[Rows from a dataset]
____________________
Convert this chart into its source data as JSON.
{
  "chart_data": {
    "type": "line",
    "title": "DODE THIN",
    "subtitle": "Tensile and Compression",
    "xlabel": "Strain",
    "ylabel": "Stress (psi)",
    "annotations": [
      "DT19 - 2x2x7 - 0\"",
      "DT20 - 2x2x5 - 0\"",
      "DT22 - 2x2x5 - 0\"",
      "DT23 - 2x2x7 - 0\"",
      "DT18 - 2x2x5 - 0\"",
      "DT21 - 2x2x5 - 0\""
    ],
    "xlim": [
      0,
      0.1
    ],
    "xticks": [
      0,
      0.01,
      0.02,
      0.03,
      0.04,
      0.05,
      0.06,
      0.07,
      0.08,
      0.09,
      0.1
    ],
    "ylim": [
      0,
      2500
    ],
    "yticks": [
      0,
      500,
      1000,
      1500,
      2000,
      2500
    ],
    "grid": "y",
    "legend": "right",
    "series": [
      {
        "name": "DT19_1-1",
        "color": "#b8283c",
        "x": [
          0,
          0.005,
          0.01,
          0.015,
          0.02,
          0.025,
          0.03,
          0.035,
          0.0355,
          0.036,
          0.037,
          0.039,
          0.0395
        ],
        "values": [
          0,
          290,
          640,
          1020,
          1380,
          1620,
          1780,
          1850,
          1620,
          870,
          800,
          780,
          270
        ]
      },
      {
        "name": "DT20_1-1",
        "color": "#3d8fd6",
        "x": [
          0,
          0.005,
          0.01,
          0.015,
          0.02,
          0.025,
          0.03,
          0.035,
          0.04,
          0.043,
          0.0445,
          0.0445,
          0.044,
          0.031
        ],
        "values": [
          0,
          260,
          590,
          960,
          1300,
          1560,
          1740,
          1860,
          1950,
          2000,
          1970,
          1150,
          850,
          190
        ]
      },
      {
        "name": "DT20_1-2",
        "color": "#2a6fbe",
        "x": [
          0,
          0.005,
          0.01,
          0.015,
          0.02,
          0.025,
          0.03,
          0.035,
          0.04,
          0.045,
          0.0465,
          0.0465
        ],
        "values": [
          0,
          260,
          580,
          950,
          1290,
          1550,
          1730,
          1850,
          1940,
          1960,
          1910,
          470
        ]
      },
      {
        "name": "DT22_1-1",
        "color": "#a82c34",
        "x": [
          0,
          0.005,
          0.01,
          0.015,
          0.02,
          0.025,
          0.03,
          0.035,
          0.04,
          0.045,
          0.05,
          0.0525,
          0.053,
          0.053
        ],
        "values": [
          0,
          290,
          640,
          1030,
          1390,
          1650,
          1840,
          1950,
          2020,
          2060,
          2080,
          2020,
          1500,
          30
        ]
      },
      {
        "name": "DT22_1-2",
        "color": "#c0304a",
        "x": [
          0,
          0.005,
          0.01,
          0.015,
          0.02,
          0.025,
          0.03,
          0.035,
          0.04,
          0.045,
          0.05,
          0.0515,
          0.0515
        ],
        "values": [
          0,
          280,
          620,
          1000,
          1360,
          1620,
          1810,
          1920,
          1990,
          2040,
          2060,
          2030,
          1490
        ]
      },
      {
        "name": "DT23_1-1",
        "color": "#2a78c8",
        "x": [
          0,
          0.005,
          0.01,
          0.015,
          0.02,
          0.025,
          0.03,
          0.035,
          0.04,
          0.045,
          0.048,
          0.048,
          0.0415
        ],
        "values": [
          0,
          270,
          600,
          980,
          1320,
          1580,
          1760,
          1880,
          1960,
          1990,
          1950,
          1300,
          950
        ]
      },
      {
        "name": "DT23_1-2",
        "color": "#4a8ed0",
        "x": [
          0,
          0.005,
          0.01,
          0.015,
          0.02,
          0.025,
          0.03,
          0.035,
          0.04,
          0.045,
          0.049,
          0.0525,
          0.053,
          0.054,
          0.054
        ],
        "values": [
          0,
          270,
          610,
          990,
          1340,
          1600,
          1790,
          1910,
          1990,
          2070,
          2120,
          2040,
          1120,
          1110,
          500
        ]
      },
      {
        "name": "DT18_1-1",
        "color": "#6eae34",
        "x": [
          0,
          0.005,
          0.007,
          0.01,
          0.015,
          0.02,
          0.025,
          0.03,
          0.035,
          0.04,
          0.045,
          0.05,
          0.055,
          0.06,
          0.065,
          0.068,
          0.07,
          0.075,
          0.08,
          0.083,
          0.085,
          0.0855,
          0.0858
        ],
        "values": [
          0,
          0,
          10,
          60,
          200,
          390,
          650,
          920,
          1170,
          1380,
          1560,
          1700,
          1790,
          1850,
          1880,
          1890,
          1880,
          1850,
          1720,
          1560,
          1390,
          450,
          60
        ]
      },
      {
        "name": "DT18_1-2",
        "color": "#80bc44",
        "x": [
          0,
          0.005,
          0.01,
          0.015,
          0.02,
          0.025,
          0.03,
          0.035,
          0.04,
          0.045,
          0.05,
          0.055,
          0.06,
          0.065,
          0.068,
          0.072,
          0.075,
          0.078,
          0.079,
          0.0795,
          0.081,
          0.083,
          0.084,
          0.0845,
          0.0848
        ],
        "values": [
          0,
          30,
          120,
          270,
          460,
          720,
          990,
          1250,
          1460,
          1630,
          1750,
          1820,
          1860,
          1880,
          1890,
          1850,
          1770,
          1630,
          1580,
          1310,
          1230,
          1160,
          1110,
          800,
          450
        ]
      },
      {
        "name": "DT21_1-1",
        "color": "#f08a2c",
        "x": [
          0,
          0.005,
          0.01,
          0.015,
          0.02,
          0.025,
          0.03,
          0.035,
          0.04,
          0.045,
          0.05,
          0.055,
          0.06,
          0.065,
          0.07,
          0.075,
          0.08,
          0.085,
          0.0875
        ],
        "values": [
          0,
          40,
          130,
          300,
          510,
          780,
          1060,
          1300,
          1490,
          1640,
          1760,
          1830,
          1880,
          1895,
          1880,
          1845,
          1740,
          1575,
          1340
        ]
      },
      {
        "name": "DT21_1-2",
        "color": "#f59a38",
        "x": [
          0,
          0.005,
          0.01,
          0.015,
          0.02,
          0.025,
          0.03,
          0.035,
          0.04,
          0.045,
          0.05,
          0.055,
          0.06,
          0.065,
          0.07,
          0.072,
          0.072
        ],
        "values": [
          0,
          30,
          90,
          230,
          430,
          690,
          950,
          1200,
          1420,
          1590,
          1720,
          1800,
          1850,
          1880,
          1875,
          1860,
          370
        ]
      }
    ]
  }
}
____________________
● Problem to work on: Extract every line containing the string "name" from the data above.

● Exercise solution:
        "name": "DT19_1-1",
        "name": "DT20_1-1",
        "name": "DT20_1-2",
        "name": "DT22_1-1",
        "name": "DT22_1-2",
        "name": "DT23_1-1",
        "name": "DT23_1-2",
        "name": "DT18_1-1",
        "name": "DT18_1-2",
        "name": "DT21_1-1",
        "name": "DT21_1-2",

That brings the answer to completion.